A run of records

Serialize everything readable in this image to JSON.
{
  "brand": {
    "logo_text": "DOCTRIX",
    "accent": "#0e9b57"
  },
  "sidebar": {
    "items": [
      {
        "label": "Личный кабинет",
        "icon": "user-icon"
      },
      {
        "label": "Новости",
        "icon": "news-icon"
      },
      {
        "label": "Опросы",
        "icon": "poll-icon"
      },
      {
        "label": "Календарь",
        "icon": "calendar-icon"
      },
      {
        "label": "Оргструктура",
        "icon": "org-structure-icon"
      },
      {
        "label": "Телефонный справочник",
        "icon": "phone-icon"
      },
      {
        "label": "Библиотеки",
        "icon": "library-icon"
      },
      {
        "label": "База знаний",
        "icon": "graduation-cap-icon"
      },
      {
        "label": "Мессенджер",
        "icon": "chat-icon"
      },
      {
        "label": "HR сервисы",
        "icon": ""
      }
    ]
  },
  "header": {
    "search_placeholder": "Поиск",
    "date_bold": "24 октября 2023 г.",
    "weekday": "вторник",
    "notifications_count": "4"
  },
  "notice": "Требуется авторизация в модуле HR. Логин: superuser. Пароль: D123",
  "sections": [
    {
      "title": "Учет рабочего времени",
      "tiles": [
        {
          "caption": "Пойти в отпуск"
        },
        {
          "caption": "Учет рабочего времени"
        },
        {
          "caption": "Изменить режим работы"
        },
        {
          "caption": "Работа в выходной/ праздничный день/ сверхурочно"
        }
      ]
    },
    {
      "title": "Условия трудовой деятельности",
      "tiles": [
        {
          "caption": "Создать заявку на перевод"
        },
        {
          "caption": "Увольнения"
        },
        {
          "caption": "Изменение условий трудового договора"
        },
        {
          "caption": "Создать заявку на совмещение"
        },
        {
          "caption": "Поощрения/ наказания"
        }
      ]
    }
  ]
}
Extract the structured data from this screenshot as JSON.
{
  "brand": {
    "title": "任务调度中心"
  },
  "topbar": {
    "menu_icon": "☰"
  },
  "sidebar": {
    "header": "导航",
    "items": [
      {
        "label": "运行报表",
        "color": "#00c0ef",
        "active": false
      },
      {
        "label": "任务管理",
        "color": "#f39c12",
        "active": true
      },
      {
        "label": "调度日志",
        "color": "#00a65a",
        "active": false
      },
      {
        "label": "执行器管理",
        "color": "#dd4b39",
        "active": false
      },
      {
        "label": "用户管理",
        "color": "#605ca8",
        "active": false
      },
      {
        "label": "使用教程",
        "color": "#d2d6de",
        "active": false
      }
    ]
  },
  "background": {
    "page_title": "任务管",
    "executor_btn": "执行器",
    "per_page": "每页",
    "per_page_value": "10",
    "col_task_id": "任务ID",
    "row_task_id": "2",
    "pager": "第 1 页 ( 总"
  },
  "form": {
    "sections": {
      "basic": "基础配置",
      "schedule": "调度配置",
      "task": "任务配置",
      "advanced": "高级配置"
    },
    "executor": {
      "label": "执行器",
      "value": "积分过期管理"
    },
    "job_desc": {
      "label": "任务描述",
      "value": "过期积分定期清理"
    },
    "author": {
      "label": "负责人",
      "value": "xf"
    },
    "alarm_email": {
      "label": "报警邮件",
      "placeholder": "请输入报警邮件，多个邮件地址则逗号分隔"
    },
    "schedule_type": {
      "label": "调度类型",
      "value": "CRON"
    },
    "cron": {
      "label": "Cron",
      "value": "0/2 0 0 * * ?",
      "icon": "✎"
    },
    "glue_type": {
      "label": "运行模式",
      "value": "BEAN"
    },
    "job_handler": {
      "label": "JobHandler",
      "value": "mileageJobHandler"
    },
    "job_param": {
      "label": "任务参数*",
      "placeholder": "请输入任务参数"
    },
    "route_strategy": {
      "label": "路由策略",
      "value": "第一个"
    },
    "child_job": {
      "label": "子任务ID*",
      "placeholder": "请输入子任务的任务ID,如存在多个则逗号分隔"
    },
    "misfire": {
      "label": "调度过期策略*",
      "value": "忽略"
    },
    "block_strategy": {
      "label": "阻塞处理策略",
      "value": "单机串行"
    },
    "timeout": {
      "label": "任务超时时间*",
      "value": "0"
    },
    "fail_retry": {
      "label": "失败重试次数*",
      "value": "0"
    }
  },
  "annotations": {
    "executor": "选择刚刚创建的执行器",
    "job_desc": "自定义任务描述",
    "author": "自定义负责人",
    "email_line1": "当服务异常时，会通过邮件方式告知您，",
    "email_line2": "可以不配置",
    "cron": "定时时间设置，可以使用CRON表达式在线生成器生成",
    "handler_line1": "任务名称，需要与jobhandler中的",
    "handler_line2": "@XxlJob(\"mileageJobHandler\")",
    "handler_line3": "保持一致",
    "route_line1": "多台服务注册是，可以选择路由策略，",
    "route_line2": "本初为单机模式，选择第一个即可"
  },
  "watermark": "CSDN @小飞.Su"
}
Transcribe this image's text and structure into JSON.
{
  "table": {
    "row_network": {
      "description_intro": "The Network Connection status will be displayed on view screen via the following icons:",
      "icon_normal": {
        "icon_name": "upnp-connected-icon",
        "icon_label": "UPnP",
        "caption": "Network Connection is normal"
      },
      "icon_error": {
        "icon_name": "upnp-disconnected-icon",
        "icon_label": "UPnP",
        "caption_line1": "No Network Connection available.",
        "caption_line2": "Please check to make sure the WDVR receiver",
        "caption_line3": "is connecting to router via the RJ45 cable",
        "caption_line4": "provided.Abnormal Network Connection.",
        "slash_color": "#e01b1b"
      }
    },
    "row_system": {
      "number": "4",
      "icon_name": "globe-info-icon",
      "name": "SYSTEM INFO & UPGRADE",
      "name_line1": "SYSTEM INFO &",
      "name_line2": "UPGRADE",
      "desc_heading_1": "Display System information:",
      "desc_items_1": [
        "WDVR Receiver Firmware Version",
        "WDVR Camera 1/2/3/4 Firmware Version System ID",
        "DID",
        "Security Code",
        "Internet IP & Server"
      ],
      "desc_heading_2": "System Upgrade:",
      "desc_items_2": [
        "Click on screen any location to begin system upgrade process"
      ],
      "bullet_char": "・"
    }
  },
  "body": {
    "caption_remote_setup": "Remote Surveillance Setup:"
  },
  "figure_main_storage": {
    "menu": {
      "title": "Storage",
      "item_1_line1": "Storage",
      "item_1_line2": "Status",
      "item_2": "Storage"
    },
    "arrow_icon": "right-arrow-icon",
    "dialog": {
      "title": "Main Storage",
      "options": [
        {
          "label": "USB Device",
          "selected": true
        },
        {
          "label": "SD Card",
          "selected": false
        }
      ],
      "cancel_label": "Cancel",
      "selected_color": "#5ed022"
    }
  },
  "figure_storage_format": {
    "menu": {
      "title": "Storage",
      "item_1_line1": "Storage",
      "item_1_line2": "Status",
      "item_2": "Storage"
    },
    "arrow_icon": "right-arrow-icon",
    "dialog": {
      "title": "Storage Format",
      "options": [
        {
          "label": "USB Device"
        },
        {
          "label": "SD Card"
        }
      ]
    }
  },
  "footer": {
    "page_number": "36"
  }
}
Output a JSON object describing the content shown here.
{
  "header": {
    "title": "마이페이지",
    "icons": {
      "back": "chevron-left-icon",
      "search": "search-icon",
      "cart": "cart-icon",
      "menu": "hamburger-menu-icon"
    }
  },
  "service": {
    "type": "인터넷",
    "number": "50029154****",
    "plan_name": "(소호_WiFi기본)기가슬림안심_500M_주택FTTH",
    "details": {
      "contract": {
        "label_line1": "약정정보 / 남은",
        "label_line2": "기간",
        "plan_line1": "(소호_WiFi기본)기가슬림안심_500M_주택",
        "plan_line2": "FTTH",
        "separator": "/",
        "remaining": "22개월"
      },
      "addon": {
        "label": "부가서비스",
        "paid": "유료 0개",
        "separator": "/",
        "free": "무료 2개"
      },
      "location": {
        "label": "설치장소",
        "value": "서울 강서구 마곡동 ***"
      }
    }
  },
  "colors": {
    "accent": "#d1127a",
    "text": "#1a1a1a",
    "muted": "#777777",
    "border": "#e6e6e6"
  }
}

Exercise goal:
Reproduce precisely the span of lines that begins at the line containing "Output a JSON" and ends with the last line of the listing.

Response to this exercise:
Output a JSON object describing the content shown here.
{
  "header": {
    "title": "마이페이지",
    "icons": {
      "back": "chevron-left-icon",
      "search": "search-icon",
      "cart": "cart-icon",
      "menu": "hamburger-menu-icon"
    }
  },
  "service": {
    "type": "인터넷",
    "number": "50029154****",
    "plan_name": "(소호_WiFi기본)기가슬림안심_500M_주택FTTH",
    "details": {
      "contract": {
        "label_line1": "약정정보 / 남은",
        "label_line2": "기간",
        "plan_line1": "(소호_WiFi기본)기가슬림안심_500M_주택",
        "plan_line2": "FTTH",
        "separator": "/",
        "remaining": "22개월"
      },
      "addon": {
        "label": "부가서비스",
        "paid": "유료 0개",
        "separator": "/",
        "free": "무료 2개"
      },
      "location": {
        "label": "설치장소",
        "value": "서울 강서구 마곡동 ***"
      }
    }
  },
  "colors": {
    "accent": "#d1127a",
    "text": "#1a1a1a",
    "muted": "#777777",
    "border": "#e6e6e6"
  }
}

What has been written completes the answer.